Exercise — Copy all lines holding the word "ylabel" from the entries.

Figure record extracts
⁂

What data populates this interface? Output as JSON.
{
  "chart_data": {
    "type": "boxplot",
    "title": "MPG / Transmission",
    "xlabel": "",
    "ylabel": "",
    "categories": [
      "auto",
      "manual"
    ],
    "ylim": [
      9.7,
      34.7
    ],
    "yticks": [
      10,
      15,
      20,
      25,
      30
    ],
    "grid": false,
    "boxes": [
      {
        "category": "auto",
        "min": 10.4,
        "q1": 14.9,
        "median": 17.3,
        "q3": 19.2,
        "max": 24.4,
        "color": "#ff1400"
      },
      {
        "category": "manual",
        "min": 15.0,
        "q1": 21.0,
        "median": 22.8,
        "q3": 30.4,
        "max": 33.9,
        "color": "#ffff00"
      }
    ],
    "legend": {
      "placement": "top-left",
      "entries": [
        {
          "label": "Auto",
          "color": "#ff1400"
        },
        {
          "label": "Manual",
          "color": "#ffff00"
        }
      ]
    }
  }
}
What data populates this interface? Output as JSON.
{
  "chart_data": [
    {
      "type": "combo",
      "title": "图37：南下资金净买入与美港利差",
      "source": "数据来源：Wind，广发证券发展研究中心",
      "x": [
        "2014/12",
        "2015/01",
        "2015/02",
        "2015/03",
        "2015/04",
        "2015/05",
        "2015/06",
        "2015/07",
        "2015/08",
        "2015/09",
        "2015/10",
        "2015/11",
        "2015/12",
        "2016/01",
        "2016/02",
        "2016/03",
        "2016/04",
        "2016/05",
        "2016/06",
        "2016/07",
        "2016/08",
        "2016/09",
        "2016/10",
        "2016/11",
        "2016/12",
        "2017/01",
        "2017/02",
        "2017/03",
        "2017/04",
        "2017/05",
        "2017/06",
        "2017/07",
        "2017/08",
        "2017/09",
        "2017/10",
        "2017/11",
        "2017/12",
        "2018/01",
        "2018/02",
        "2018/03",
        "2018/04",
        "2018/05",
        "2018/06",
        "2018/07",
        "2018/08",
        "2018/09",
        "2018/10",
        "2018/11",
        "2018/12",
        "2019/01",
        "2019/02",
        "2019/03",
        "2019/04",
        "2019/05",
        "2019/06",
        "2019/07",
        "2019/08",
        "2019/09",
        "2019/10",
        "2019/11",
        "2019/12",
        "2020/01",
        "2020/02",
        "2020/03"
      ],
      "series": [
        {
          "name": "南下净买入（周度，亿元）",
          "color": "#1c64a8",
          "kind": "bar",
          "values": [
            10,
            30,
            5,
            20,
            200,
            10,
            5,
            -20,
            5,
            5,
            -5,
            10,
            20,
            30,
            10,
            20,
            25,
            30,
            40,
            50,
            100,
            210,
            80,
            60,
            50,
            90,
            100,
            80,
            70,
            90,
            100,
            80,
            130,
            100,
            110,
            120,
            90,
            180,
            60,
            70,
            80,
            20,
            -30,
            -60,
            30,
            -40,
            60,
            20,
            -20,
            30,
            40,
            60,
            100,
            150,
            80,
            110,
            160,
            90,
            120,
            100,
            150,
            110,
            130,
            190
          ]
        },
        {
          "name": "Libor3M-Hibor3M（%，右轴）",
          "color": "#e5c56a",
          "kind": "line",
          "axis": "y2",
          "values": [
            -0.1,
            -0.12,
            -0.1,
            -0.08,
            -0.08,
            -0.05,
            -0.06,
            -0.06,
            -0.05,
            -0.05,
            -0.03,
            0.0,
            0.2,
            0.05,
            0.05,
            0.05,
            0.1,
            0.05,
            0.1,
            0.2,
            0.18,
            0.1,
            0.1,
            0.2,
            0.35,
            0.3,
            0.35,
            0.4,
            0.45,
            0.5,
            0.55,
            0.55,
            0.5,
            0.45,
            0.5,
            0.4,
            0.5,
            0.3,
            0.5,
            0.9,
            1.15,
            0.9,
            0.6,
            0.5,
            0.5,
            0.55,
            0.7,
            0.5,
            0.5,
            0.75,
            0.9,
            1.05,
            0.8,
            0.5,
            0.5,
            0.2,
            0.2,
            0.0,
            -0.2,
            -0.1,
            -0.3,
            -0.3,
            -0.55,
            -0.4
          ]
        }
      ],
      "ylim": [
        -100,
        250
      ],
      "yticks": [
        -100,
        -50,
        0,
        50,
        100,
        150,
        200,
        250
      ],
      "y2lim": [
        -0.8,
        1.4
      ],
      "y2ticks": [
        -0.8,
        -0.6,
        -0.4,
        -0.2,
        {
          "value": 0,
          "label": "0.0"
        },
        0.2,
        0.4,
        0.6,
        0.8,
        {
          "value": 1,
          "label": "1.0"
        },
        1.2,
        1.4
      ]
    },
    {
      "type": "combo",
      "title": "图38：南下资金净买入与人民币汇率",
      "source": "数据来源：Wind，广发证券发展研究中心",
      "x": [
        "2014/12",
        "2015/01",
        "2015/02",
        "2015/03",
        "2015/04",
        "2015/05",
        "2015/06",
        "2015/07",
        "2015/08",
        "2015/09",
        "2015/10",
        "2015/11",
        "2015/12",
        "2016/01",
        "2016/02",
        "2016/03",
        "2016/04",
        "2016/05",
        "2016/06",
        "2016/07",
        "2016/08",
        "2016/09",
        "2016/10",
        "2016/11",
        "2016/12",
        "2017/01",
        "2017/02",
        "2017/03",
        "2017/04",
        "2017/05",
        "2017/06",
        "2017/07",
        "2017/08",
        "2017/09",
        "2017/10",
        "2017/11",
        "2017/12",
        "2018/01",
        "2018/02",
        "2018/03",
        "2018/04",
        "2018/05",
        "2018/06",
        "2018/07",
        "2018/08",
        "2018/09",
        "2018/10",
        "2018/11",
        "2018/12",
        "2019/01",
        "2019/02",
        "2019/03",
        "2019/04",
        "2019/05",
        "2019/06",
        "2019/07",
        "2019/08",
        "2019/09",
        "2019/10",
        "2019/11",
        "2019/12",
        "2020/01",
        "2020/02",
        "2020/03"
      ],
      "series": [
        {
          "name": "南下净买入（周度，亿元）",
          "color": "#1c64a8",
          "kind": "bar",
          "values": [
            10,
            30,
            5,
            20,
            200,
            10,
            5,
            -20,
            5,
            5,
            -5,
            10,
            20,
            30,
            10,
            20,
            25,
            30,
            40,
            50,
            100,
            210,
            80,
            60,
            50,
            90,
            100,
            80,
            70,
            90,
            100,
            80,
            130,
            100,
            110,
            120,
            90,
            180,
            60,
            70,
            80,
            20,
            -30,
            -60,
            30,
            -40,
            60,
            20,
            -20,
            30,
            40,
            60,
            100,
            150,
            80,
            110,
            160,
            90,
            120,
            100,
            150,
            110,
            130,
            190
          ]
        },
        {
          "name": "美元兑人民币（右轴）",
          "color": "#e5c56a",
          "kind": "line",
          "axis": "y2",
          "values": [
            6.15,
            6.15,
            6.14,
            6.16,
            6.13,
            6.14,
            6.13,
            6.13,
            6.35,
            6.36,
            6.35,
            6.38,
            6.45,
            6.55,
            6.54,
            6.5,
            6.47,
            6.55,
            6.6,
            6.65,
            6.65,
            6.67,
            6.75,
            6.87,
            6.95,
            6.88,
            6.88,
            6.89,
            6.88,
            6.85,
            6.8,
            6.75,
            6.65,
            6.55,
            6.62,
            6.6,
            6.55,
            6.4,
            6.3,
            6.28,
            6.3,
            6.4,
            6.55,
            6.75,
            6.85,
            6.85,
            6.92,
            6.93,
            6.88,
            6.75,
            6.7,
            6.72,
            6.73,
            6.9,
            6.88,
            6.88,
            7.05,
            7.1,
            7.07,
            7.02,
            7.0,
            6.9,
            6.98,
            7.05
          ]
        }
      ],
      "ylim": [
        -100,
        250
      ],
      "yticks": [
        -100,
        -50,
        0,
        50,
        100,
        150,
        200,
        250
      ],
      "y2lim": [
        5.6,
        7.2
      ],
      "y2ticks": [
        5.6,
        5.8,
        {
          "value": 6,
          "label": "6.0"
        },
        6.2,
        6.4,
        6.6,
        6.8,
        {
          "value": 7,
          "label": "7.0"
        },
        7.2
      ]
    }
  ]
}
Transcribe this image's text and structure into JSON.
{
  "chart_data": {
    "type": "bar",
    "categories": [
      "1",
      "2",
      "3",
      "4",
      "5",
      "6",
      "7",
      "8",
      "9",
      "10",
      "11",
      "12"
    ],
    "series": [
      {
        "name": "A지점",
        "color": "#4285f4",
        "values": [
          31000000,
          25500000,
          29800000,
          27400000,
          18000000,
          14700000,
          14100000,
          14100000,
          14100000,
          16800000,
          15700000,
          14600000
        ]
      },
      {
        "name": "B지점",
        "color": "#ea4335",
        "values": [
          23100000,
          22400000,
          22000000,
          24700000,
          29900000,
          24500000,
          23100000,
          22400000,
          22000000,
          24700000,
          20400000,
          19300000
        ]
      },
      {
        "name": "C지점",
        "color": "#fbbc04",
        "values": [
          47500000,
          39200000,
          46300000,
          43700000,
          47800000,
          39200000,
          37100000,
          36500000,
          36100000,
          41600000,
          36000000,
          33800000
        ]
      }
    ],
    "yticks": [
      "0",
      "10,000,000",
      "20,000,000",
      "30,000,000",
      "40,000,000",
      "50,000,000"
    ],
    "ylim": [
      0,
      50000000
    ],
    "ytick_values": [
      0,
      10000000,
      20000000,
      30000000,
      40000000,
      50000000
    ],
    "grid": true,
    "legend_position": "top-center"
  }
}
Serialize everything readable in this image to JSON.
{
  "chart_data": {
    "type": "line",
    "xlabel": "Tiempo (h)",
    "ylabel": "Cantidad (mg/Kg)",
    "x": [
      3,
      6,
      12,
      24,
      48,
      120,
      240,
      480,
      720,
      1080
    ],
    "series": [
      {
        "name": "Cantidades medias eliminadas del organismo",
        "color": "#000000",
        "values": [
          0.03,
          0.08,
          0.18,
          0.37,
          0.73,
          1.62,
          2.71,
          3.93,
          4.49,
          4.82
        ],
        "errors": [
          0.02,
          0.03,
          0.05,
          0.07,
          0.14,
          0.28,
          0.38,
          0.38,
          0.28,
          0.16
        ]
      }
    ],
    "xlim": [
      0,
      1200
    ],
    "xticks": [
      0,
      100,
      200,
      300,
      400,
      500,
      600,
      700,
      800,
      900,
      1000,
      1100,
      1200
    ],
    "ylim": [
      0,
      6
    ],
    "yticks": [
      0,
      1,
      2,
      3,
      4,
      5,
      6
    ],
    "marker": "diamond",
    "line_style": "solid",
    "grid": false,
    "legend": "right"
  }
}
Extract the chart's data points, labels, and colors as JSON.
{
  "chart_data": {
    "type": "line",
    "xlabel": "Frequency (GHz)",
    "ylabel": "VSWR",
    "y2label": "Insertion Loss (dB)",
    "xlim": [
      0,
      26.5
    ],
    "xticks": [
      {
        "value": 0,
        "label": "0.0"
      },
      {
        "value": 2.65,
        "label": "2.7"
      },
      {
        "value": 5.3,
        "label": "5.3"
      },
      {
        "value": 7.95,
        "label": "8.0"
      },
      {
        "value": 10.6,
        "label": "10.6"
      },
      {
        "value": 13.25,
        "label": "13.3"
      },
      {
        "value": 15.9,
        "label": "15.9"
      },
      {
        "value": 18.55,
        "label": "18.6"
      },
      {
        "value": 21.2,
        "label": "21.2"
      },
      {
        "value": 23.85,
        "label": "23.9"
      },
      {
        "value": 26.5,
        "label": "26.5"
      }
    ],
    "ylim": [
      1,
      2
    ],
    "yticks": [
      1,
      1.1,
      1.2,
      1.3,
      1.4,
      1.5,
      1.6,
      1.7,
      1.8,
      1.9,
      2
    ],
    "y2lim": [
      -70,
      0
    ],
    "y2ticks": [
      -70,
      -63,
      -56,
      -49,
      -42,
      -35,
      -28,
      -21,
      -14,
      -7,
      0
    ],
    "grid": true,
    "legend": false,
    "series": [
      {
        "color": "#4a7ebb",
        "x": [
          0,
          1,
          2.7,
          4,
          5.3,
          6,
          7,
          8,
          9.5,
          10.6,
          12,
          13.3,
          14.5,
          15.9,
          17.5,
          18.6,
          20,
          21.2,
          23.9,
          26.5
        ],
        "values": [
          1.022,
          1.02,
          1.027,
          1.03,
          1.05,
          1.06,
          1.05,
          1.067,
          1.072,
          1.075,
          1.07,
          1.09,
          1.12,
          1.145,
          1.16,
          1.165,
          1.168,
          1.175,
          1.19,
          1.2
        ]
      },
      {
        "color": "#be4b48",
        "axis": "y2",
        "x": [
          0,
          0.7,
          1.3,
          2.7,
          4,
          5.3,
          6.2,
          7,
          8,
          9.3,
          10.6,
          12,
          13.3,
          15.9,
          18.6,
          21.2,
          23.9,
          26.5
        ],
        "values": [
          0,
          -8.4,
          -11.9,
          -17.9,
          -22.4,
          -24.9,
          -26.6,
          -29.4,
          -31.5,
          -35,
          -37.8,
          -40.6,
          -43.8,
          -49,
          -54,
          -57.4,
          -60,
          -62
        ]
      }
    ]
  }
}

⁂

Exercise response —
    "ylabel": "",
    "ylabel": "Cantidad (mg/Kg)",
    "ylabel": "VSWR",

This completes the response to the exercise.